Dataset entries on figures
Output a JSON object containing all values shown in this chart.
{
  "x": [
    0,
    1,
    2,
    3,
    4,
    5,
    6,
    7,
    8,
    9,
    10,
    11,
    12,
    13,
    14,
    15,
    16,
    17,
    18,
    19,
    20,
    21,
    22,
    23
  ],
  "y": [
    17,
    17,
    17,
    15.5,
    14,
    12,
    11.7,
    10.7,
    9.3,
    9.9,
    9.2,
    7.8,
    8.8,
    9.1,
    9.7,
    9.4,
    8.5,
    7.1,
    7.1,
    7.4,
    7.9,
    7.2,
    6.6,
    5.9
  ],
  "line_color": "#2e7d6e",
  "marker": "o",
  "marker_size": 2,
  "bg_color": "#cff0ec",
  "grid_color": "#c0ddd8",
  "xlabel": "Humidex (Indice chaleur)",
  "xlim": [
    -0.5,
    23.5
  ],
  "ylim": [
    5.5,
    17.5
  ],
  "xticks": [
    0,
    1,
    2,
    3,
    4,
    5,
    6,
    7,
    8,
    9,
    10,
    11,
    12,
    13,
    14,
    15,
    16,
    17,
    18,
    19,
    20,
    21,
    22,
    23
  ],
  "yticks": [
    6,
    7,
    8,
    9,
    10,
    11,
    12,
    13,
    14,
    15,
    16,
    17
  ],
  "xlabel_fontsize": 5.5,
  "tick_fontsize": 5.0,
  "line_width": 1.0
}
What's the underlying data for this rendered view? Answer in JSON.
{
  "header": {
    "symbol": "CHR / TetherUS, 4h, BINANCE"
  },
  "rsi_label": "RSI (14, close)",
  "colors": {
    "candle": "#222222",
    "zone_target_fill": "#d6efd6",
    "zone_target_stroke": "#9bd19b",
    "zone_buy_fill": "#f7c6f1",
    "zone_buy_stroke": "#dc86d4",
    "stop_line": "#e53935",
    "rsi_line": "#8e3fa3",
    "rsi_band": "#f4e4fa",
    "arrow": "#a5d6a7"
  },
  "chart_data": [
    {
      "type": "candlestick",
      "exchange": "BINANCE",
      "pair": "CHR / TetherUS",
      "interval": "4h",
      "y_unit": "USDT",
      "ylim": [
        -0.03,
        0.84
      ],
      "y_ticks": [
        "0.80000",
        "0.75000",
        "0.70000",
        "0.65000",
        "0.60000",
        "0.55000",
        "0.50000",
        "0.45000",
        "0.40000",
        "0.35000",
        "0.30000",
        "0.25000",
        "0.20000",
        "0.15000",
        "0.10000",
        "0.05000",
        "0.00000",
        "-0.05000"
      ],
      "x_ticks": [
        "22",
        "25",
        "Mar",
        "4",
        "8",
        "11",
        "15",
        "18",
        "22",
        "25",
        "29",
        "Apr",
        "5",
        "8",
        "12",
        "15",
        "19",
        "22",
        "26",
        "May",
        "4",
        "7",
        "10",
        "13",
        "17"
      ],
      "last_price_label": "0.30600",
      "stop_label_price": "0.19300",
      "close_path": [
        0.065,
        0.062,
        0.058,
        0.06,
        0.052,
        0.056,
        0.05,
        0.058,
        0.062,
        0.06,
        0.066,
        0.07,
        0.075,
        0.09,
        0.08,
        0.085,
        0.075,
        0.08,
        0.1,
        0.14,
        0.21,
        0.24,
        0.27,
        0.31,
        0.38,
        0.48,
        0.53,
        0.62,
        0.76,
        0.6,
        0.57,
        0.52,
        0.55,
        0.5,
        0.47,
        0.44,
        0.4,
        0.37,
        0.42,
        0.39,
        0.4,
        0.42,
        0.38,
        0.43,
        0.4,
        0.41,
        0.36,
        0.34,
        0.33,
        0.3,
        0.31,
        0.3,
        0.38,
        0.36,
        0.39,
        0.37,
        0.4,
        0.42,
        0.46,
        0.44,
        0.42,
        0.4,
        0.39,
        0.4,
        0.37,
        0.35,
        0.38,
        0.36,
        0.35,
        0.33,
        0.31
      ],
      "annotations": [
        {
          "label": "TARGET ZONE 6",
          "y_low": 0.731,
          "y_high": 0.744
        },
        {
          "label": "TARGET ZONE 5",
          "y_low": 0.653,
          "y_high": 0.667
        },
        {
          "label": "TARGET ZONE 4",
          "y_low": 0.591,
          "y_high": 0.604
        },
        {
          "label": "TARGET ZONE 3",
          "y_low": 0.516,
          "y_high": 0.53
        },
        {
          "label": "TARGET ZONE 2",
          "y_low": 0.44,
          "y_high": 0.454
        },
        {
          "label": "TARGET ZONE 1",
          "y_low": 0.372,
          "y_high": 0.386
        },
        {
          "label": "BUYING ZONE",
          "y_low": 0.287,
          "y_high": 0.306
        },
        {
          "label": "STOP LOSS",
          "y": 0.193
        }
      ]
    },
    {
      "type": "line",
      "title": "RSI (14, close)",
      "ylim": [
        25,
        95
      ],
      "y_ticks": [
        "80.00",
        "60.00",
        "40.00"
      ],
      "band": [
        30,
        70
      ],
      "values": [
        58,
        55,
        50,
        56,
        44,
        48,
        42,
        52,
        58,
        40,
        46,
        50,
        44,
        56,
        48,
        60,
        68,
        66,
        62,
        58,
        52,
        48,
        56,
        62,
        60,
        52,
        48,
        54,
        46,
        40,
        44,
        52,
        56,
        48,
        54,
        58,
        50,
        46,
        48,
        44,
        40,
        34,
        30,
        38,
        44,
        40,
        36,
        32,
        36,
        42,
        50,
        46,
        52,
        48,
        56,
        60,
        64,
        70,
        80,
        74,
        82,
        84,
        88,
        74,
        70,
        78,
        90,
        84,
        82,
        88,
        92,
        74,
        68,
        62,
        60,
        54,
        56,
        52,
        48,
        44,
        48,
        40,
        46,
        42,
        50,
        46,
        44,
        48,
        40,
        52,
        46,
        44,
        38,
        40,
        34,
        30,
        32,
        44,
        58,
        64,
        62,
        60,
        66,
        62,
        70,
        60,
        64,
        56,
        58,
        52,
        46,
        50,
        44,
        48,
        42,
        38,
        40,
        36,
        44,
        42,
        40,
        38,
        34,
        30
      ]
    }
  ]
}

## Aim of the exercise
Tally up the lines holding the string "BINANCE" in this listing, and report the total alone.

## Output for this task
2